> What to do: Track down each line that has the word "banyak" and copy it.

> Given records:
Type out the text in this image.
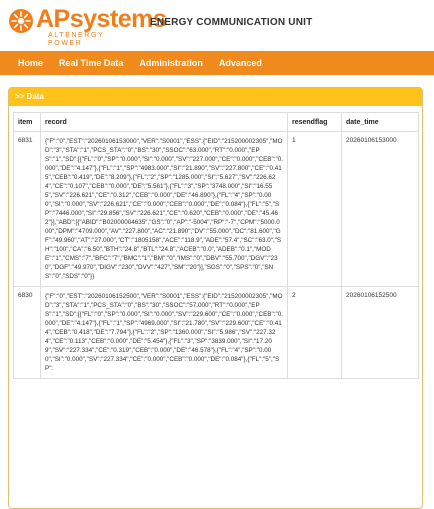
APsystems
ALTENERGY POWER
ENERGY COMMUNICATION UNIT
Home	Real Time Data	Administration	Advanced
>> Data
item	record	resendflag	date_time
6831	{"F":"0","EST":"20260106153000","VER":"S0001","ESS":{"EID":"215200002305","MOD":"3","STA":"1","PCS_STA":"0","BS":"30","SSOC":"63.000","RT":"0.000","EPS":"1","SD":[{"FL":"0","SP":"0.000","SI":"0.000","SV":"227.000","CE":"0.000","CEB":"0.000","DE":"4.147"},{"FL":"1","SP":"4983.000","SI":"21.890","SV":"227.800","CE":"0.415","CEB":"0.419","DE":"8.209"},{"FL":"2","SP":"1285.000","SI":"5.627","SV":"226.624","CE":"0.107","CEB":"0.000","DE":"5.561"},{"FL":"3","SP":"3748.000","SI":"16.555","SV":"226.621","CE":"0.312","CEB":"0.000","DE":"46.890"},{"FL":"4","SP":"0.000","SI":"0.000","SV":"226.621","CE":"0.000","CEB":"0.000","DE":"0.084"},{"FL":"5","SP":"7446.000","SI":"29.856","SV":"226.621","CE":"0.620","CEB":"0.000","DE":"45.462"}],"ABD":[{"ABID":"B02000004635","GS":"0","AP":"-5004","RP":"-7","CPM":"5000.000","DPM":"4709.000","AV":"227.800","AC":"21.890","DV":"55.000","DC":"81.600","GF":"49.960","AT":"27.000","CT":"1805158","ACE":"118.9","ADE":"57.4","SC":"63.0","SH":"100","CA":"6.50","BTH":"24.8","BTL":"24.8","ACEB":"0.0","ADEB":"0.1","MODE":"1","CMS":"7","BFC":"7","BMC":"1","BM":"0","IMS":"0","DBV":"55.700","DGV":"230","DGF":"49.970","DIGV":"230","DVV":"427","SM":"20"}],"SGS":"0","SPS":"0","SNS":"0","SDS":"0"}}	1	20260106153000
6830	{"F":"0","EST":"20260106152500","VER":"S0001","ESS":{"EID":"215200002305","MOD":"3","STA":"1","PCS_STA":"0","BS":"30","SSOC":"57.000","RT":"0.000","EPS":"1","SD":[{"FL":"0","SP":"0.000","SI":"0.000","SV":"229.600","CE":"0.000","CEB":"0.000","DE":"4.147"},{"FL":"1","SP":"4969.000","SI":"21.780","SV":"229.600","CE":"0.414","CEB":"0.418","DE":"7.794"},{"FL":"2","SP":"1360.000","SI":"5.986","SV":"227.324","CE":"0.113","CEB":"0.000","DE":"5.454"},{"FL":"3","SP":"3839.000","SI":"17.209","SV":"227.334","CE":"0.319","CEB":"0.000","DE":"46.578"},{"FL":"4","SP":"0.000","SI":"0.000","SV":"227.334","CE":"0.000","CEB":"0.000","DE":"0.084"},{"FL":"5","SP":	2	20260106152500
---
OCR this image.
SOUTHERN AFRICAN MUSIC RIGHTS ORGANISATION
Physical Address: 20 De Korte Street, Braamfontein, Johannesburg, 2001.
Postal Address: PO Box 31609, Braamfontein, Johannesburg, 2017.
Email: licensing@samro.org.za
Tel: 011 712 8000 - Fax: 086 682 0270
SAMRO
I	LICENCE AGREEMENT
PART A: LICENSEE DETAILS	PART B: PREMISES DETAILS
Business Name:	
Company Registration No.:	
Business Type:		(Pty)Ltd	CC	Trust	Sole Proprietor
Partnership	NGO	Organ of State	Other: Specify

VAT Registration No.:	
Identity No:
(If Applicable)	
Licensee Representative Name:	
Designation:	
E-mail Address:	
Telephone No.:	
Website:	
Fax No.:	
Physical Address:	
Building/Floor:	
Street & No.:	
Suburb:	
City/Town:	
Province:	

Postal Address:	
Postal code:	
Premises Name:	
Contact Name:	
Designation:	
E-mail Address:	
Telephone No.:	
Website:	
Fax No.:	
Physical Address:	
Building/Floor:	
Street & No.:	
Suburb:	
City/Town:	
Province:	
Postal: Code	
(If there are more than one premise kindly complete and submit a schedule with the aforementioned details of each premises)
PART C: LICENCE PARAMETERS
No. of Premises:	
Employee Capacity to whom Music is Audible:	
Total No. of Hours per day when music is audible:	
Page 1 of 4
* * *
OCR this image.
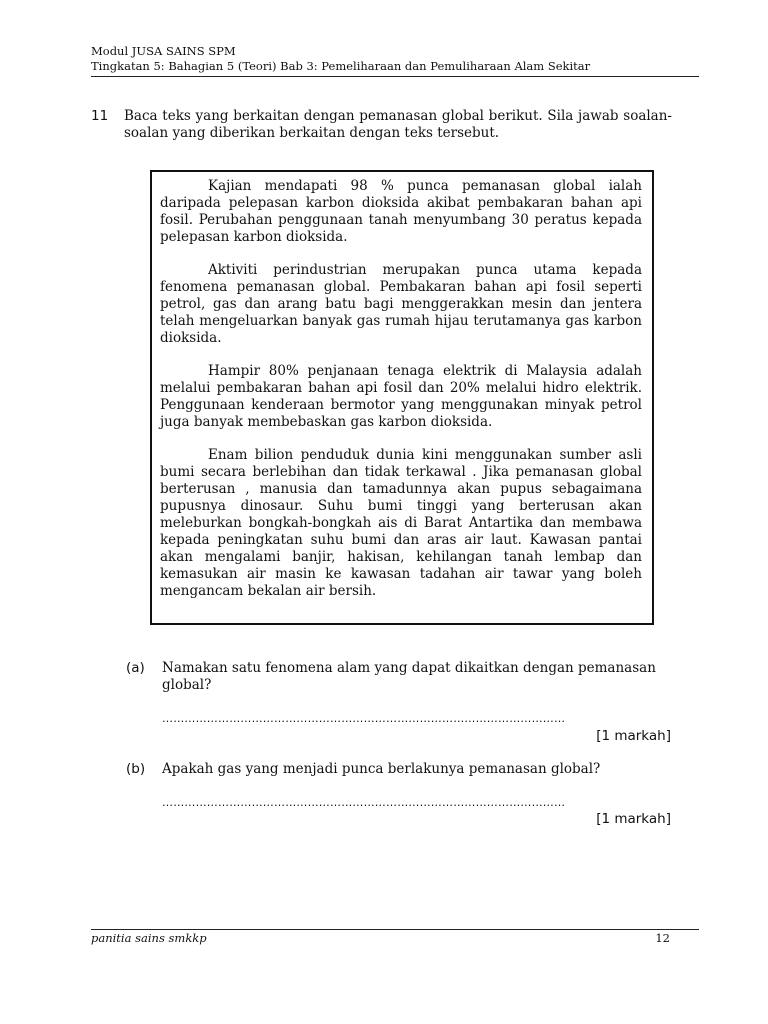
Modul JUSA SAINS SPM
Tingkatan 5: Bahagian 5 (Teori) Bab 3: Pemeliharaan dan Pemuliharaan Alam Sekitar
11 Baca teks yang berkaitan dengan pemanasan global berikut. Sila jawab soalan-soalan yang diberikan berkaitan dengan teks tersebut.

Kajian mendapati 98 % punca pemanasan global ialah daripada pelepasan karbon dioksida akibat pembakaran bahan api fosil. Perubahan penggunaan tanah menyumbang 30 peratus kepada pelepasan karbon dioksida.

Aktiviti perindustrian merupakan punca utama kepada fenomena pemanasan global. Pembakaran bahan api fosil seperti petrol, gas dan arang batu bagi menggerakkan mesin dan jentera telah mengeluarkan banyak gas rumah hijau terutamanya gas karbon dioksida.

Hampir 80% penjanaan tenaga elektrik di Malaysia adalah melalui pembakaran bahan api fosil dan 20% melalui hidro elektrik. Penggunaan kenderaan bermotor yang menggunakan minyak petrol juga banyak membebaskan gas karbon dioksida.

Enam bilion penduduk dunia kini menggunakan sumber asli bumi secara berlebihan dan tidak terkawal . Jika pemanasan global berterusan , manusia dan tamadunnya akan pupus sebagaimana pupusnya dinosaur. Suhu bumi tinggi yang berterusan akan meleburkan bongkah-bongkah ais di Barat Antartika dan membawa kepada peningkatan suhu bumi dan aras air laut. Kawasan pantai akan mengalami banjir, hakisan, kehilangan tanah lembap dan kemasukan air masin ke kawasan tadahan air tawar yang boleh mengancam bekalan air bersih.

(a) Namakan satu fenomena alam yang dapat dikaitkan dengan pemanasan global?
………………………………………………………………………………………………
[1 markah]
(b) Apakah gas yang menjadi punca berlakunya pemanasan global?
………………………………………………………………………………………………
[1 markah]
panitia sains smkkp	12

> The output:
Aktiviti perindustrian merupakan punca utama kepada fenomena pemanasan global. Pembakaran bahan api fosil seperti petrol, gas dan arang batu bagi menggerakkan mesin dan jentera telah mengeluarkan banyak gas rumah hijau terutamanya gas karbon dioksida.
Hampir 80% penjanaan tenaga elektrik di Malaysia adalah melalui pembakaran bahan api fosil dan 20% melalui hidro elektrik. Penggunaan kenderaan bermotor yang menggunakan minyak petrol juga banyak membebaskan gas karbon dioksida.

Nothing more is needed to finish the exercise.